• _Your task_
Edit the records below by replacing "Output format" with "Required format" throughout, and reproduce all their lines with nothing else changed. Leave the pictures out of your answer.

--- begin ---

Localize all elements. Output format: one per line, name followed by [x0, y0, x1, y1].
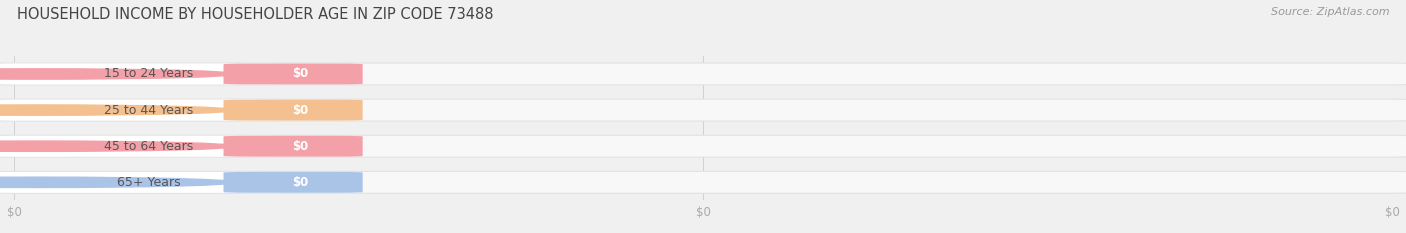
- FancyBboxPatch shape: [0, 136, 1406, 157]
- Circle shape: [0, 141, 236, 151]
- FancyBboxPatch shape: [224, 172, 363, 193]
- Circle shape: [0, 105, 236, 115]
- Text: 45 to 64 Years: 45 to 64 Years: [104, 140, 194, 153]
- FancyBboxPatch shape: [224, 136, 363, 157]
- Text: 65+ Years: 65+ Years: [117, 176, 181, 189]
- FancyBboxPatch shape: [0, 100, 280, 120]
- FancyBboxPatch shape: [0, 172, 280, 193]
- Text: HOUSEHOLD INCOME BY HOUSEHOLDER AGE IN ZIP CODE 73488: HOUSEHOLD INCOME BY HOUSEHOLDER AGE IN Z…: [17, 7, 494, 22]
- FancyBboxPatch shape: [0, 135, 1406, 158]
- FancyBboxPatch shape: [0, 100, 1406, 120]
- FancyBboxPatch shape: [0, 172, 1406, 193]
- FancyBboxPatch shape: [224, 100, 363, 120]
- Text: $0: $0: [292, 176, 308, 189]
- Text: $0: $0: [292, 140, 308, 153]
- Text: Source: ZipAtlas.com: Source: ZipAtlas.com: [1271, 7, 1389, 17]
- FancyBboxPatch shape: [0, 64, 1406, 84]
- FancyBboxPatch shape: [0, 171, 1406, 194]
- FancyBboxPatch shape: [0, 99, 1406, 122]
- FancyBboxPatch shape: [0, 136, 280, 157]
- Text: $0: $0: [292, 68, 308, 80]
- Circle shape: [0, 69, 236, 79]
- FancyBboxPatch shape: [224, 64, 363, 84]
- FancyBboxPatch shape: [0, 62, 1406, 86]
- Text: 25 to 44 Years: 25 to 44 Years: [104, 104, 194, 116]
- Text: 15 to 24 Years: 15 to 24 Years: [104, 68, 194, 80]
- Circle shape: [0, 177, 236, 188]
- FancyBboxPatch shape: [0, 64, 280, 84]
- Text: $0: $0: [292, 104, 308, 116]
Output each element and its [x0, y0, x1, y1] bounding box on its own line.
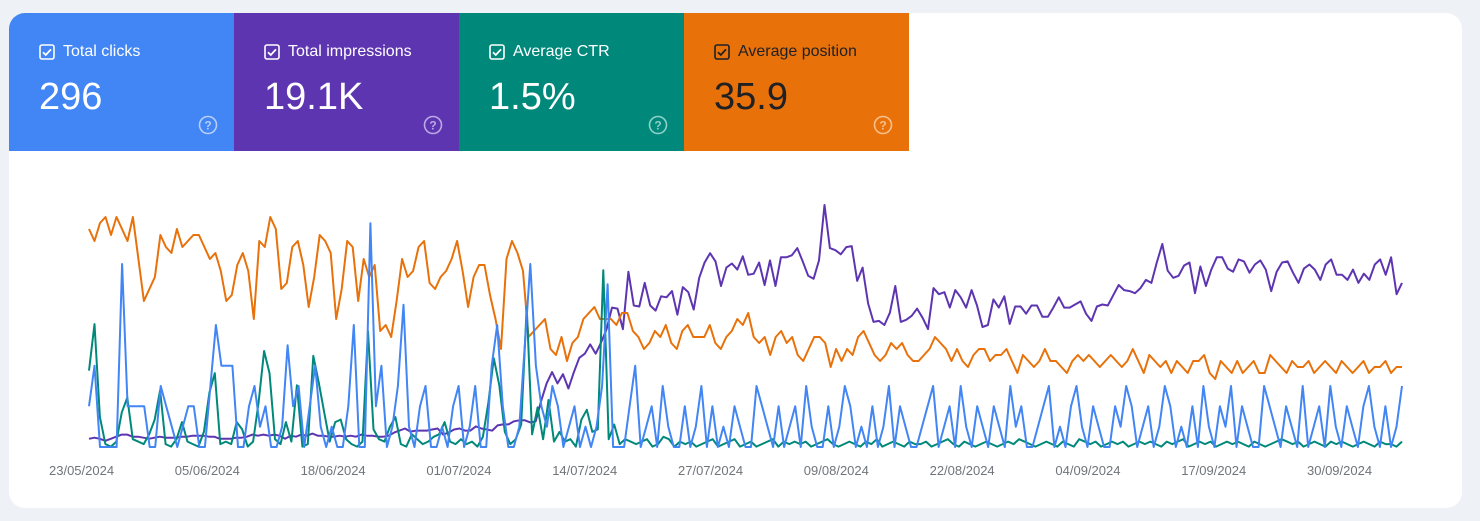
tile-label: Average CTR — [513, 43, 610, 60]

--- end ---

• _Response to the exercise_
Localize all elements. Required format: one per line, name followed by [x0, y0, x1, y1].
- FancyBboxPatch shape: [0, 136, 1406, 157]
- Circle shape: [0, 141, 236, 151]
- FancyBboxPatch shape: [224, 172, 363, 193]
- Circle shape: [0, 105, 236, 115]
- Text: 45 to 64 Years: 45 to 64 Years: [104, 140, 194, 153]
- FancyBboxPatch shape: [224, 136, 363, 157]
- Text: 65+ Years: 65+ Years: [117, 176, 181, 189]
- FancyBboxPatch shape: [0, 100, 280, 120]
- FancyBboxPatch shape: [0, 172, 280, 193]
- Text: HOUSEHOLD INCOME BY HOUSEHOLDER AGE IN ZIP CODE 73488: HOUSEHOLD INCOME BY HOUSEHOLDER AGE IN Z…: [17, 7, 494, 22]
- FancyBboxPatch shape: [0, 135, 1406, 158]
- FancyBboxPatch shape: [0, 100, 1406, 120]
- FancyBboxPatch shape: [0, 172, 1406, 193]
- FancyBboxPatch shape: [224, 100, 363, 120]
- Text: $0: $0: [292, 176, 308, 189]
- Text: $0: $0: [292, 140, 308, 153]
- Text: Source: ZipAtlas.com: Source: ZipAtlas.com: [1271, 7, 1389, 17]
- FancyBboxPatch shape: [0, 64, 1406, 84]
- FancyBboxPatch shape: [0, 171, 1406, 194]
- FancyBboxPatch shape: [0, 99, 1406, 122]
- FancyBboxPatch shape: [0, 136, 280, 157]
- Text: $0: $0: [292, 68, 308, 80]
- Circle shape: [0, 69, 236, 79]
- FancyBboxPatch shape: [224, 64, 363, 84]
- FancyBboxPatch shape: [0, 62, 1406, 86]
- Text: 25 to 44 Years: 25 to 44 Years: [104, 104, 194, 116]
- Text: 15 to 24 Years: 15 to 24 Years: [104, 68, 194, 80]
- Circle shape: [0, 177, 236, 188]
- FancyBboxPatch shape: [0, 64, 280, 84]
- Text: $0: $0: [292, 104, 308, 116]
Output each element and its [x0, y0, x1, y1] bounding box on its own line.
tile-label: Average CTR — [513, 43, 610, 60]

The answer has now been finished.